TO DO: Omit images. Retype all entries verbatim.

--- START OF RECORDS FOR THE EXERCISE ---

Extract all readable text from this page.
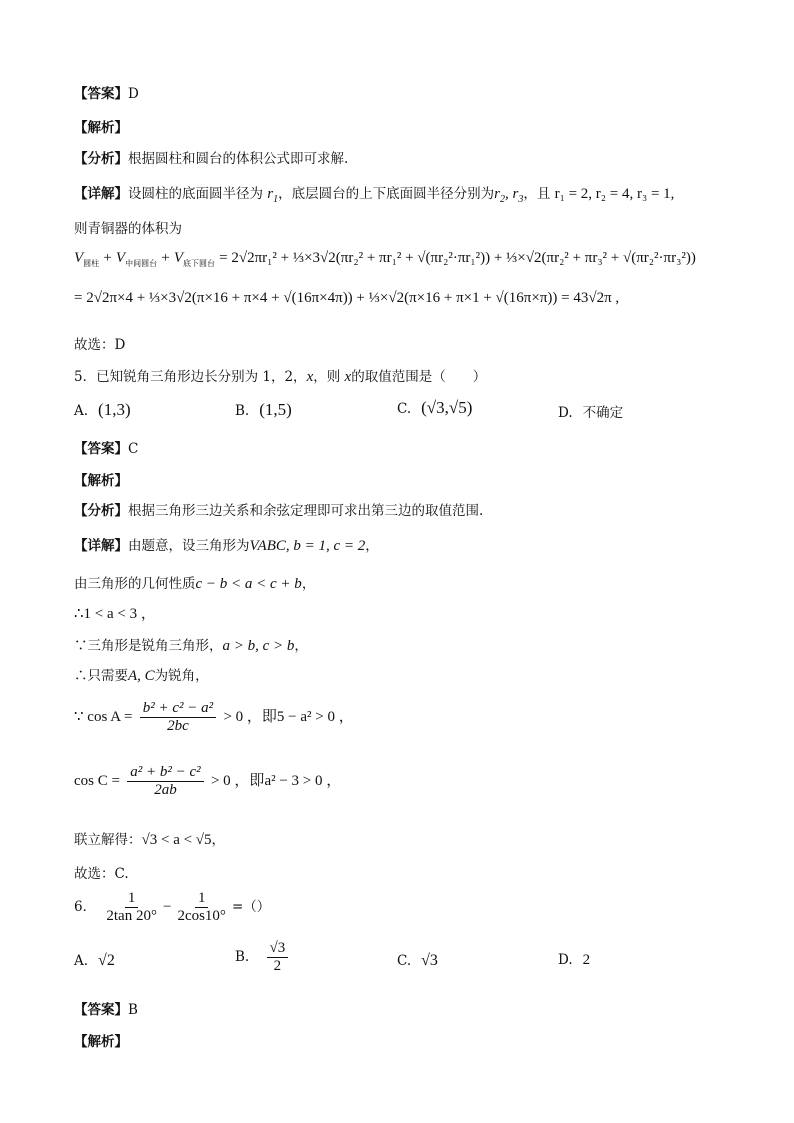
【答案】D
【解析】
【分析】根据圆柱和圆台的体积公式即可求解.
【详解】设圆柱的底面圆半径为 $r_1$，底层圆台的上下底面圆半径分别为$r_2$, $r_3$，且 r₁ = 2, r₂ = 4, r₃ = 1,
则青铜器的体积为
$V_{圆柱} + V_{中间圆台} + V_{底下圆台} = 2√2\pi r_1^2$ + ⅓×3√2(πr₂² + πr₁² + √(πr₂²·πr₁²)) + ⅓×√2(πr₂² + πr₃² + √(πr₂²·πr₃²))
= 2√2π×4 + ⅓×3√2(π×16 + π×4 + √(16π×4π)) + ⅓×√2(π×16 + π×1 + √(16π×π)) = 43√2π ,
故选：D
5．已知锐角三角形边长分别为 1，2，x，则 x的取值范围是（　　）
A. (1,3)	B. (1,5)	C. (√3,√5)	D. 不确定
【答案】C
【解析】
【分析】根据三角形三边关系和余弦定理即可求出第三边的取值范围.
【详解】由题意，设三角形为VABC, b = 1, c = 2，
由三角形的几何性质c − b < a < c + b，
∴1 < a < 3 ，
∵三角形是锐角三角形，a > b, c > b，
∴只需要A, C为锐角，
∵ $\cos A = \frac{\text{b² + c² − a²}}{2bc} > 0$ ，即5 − a² > 0 ，
$\cos C = \frac{\text{a² + b² − c²}}{2ab} > 0$ ，即a² − 3 > 0 ，
联立解得：√3 < a < √5，
故选：C.
6． $\frac{1}{2\tan 20^\circ} - \frac{1}{2\cos 10^\circ}$ =（）
A. √2	B. $\frac{√3}{2}$	C. √3	D. 2
【答案】B
【解析】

--- END OF RECORDS FOR THE EXERCISE ---

SOLUTION TO THE PROBLEM:
Extract all readable text from this page.
【答案】D
【解析】
【分析】根据圆柱和圆台的体积公式即可求解.
【详解】设圆柱的底面圆半径为 $r_1$，底层圆台的上下底面圆半径分别为$r_2$, $r_3$，且 r₁ = 2, r₂ = 4, r₃ = 1,
则青铜器的体积为
$V_{圆柱} + V_{中间圆台} + V_{底下圆台} = 2√2\pi r_1^2$ + ⅓×3√2(πr₂² + πr₁² + √(πr₂²·πr₁²)) + ⅓×√2(πr₂² + πr₃² + √(πr₂²·πr₃²))
= 2√2π×4 + ⅓×3√2(π×16 + π×4 + √(16π×4π)) + ⅓×√2(π×16 + π×1 + √(16π×π)) = 43√2π ,
故选：D
5．已知锐角三角形边长分别为 1，2，x，则 x的取值范围是（　　）
A. (1,3)	B. (1,5)	C. (√3,√5)	D. 不确定
【答案】C
【解析】
【分析】根据三角形三边关系和余弦定理即可求出第三边的取值范围.
【详解】由题意，设三角形为VABC, b = 1, c = 2，
由三角形的几何性质c − b < a < c + b，
∴1 < a < 3 ，
∵三角形是锐角三角形，a > b, c > b，
∴只需要A, C为锐角，
∵ $\cos A = \frac{\text{b² + c² − a²}}{2bc} > 0$ ，即5 − a² > 0 ，
$\cos C = \frac{\text{a² + b² − c²}}{2ab} > 0$ ，即a² − 3 > 0 ，
联立解得：√3 < a < √5，
故选：C.
6． $\frac{1}{2\tan 20^\circ} - \frac{1}{2\cos 10^\circ}$ =（）
A. √2	B. $\frac{√3}{2}$	C. √3	D. 2
【答案】B
【解析】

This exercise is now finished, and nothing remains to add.